Data records –
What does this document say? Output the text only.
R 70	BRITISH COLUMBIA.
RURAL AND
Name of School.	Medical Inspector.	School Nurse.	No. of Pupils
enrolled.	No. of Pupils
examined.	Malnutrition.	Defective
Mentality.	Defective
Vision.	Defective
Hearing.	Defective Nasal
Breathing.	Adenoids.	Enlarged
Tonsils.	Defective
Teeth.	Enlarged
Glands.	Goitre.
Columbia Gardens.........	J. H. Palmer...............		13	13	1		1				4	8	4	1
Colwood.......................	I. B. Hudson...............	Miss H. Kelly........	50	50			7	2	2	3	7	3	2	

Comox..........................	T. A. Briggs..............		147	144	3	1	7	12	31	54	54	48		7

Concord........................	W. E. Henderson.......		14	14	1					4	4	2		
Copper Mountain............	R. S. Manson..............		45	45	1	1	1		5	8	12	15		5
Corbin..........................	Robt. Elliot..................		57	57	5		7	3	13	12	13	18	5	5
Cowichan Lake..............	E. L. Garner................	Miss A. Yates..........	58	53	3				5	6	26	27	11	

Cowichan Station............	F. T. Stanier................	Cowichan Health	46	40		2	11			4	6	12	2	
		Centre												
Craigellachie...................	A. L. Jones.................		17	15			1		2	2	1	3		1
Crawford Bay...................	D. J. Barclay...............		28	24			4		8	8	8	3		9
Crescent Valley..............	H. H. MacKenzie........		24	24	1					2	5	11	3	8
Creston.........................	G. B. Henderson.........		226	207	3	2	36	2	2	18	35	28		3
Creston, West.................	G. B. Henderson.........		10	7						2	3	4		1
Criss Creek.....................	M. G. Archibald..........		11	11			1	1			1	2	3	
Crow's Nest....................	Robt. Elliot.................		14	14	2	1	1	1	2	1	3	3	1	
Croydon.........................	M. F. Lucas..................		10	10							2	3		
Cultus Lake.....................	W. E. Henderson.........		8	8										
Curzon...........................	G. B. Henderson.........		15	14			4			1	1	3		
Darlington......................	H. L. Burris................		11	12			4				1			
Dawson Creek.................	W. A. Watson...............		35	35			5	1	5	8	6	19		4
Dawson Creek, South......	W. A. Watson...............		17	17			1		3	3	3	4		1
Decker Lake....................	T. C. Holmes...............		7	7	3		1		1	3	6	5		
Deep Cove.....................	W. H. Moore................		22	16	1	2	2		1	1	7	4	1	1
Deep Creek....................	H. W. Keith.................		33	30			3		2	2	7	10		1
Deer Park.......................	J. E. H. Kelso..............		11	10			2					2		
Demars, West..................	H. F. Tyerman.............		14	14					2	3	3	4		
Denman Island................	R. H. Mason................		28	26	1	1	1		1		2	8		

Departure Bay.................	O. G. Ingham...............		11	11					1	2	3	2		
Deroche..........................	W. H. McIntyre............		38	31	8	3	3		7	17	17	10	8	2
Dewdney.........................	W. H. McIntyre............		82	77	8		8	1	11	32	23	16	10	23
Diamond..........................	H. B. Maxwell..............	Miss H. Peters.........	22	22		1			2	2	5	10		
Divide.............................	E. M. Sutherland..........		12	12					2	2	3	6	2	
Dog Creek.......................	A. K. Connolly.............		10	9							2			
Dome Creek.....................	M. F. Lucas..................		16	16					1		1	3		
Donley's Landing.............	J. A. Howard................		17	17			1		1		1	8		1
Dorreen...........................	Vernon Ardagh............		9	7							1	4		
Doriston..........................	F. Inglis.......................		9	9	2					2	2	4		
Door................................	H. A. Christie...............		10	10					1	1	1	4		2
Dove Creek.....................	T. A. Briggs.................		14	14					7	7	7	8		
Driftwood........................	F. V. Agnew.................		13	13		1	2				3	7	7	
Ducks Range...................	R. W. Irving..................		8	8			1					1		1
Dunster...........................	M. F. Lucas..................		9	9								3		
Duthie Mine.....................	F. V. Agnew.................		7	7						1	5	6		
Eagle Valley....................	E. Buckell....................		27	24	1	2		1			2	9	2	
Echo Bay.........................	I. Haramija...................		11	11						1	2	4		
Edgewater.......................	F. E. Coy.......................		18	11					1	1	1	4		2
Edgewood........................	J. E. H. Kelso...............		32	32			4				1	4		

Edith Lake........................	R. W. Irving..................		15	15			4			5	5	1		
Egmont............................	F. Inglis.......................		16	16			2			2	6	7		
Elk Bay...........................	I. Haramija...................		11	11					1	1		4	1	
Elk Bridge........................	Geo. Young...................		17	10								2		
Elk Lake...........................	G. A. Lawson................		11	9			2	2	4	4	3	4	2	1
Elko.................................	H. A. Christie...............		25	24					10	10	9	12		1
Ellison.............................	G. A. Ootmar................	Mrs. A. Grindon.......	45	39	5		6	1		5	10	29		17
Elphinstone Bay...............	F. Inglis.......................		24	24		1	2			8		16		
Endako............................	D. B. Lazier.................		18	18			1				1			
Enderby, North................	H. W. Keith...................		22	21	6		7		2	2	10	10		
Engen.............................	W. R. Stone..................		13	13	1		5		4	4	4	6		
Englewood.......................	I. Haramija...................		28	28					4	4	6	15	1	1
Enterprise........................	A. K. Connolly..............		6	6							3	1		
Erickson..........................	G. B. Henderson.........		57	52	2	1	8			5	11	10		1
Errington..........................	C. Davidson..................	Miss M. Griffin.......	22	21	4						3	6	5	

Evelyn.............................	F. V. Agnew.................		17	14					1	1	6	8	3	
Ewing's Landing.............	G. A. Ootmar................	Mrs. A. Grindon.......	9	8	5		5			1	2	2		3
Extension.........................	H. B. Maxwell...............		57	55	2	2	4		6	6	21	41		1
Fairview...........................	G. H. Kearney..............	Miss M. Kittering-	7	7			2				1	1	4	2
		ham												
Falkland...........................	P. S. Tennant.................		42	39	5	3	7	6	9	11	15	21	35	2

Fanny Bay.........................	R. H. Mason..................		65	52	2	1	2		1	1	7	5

The task – Among the lines above, determine how many hold the word "Creek"; report the figure alone.

Solution for this problem – 7